#### Work to do:
1 > In the clause below on takings, casualties and insurance policies, who holds all original insurance policies required under the Senior Mortgage?
2 > Using the clause below on takings, casualties and insurance policies, list everything Subordinate Lender is to receive concerning those insurance policies.

[Begin Passage given]

5. Taking or Casualty, Insurance Policies.
(a) In the event of (i) a taking or threatened taking by condensation or other
exercise of eminent domain of all or a portion of the Premises (collectively, a
"Taking"), or (ii) the occurrence of a fire or other casualty resulting in
damage to all or a portion of the Premises (collectively, a "Casualty"), at any
time or times when all or any portion of the Senior Mortgage remains a lien on
the Premises: all proceeds received or to be received on account of a Taking
and/or a Casualty shall be applied in accordance with the applicable provisions
contained in the Senior Mortgage; provided, however that if Lender elects to
apply such proceeds in reduction of the outstanding obligations secured by the
Senior Mortgage, any proceeds remaining after the satisfaction in full of the
Senior Mortgage may be applied by Subordinate Lender in accordance with the
applicable provisions contained in the Subordinate Loan Agreement.
(b) Notwithstanding anything to the contrary contained in the Subordinate Loan
Agreement, all original policies of insurance required to be maintained pursuant
to the Senior Mortgage shall be held by Senior Lender, provided that (i)
appropriate evidences with respect thereto shall be provided to Subordinate
Lender and (ii) Senior Lender shall provide Subordinate Lender with a copy of
such policies, and the original, thereof upon satisfaction of the Senior Loan.

[End Passage given]
[Begin Information provided]

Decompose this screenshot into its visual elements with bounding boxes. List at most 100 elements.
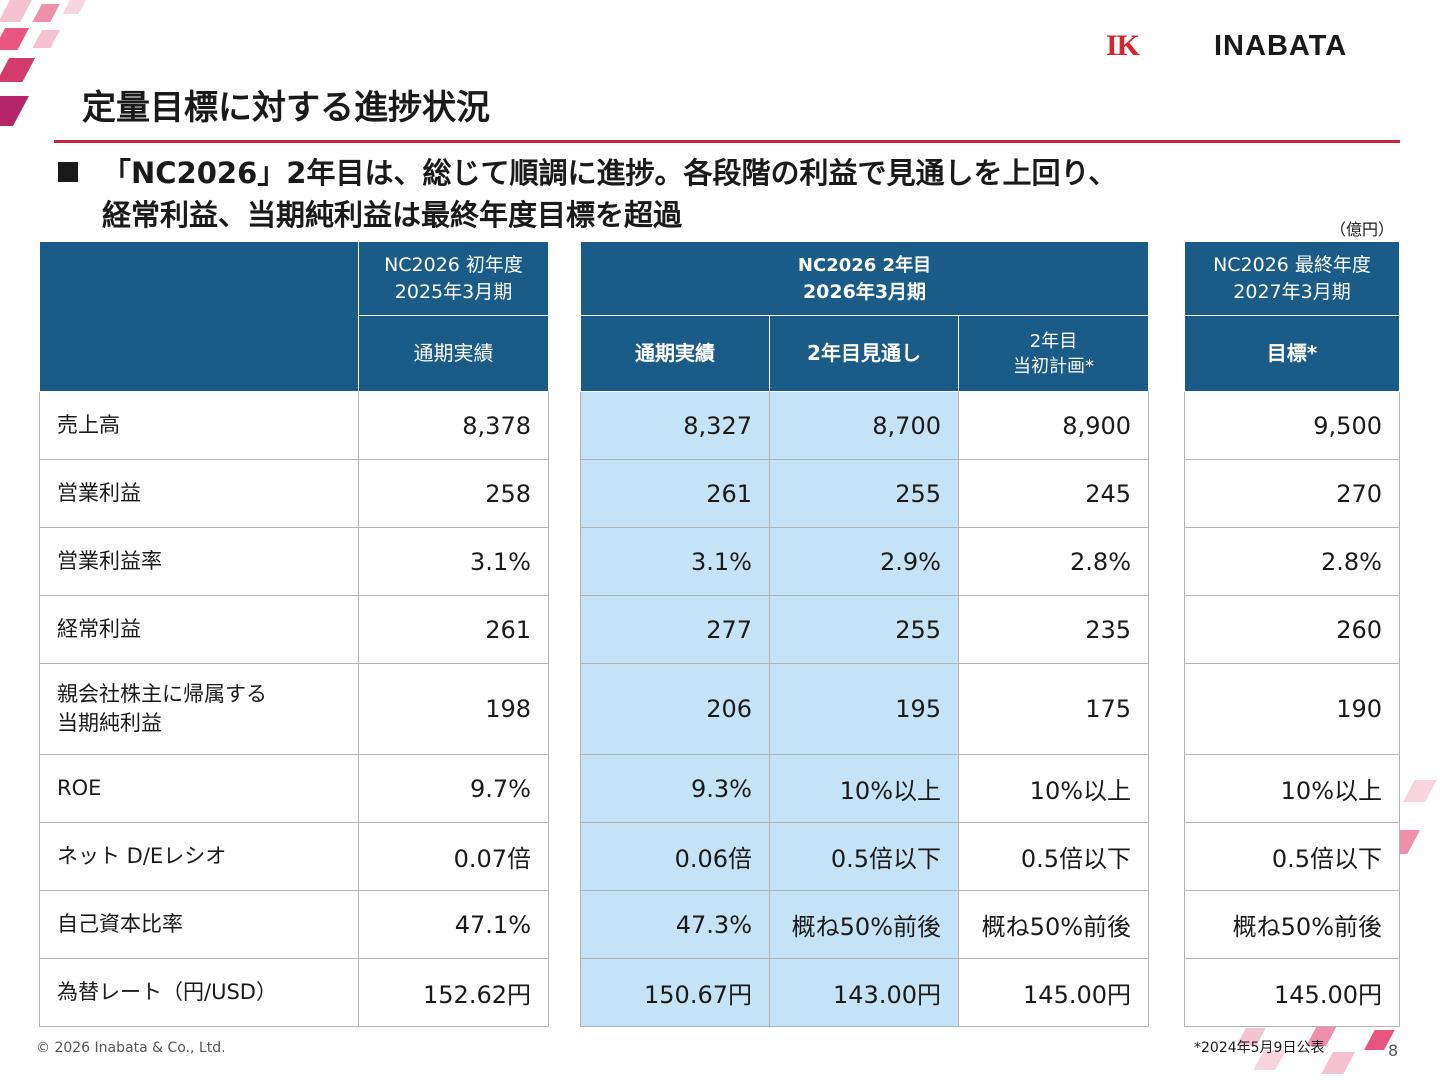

[End Information provided]

#### Answers to the problems:
1 > Senior Lender holds them.

2 >
- Appropriate evidences with respect to the policies
- A copy of the policies
- The original policies, upon satisfaction of the Senior Loan